● **Direction**
Where a line of the listing below includes the word "coupes", reproduce that line.

Extracts from a graphics dataset:

— Start —

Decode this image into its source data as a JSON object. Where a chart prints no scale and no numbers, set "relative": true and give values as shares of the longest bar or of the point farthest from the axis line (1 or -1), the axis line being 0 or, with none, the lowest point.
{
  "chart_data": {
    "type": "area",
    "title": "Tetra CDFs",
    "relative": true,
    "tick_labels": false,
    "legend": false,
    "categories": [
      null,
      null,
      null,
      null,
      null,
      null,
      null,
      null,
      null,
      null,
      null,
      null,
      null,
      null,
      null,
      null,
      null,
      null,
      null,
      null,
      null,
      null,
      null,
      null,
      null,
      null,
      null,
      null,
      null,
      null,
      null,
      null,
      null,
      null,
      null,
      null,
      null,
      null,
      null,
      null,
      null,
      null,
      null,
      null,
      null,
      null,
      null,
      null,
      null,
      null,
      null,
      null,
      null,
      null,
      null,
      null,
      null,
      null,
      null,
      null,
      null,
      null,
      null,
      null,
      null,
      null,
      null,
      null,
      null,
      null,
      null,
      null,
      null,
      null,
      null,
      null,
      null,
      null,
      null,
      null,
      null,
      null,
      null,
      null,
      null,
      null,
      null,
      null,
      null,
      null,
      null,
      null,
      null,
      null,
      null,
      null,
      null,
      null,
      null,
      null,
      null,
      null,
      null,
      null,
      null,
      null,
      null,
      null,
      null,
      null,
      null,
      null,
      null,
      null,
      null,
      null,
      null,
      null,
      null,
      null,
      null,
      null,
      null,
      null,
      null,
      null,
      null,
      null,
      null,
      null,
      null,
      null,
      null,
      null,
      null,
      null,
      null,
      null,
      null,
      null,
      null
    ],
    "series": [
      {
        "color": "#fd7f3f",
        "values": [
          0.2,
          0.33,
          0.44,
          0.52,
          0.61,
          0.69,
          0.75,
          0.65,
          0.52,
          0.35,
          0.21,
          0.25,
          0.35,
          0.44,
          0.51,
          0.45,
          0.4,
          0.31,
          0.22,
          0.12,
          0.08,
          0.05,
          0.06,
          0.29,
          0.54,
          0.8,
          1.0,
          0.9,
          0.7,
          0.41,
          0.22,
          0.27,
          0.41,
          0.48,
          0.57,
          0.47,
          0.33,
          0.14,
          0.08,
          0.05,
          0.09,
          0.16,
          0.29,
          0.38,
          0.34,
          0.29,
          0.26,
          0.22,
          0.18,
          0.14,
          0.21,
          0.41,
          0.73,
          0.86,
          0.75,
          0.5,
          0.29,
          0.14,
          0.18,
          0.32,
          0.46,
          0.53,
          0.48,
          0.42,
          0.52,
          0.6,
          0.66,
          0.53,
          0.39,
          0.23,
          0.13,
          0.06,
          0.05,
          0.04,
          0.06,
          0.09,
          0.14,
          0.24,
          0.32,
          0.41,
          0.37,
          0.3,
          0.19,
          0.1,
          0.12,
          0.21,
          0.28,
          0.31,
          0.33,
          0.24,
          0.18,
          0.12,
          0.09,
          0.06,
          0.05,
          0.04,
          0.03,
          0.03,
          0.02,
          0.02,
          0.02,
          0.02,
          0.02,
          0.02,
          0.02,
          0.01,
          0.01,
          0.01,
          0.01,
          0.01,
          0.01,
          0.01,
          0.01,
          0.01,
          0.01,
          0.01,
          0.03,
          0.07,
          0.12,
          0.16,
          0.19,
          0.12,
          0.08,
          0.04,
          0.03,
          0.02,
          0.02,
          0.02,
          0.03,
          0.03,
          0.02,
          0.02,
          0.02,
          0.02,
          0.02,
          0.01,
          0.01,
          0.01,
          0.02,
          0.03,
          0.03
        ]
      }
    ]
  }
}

— End —
— Start —

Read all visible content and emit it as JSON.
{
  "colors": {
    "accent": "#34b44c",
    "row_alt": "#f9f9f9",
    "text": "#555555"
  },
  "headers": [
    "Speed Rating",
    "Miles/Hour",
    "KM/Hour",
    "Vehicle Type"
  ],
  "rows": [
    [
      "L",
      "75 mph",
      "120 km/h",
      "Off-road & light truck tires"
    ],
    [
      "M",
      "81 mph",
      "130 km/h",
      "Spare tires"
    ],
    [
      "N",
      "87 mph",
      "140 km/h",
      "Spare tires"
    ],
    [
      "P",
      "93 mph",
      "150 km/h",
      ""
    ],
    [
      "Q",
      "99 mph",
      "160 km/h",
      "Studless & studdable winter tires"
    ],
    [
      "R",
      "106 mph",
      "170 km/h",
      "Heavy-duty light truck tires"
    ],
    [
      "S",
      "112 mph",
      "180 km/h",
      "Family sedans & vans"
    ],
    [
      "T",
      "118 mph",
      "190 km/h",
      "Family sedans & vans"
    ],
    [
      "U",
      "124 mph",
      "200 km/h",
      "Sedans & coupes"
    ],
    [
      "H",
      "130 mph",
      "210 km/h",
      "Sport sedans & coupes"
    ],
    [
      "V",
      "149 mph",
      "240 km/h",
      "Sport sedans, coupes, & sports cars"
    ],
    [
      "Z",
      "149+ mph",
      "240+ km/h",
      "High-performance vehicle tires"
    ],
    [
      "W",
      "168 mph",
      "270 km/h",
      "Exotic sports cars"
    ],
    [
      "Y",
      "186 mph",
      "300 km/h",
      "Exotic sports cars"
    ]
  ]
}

— End —

● **Exercise response**
      "Sedans & coupes"
      "Sport sedans & coupes"
      "Sport sedans, coupes, & sports cars"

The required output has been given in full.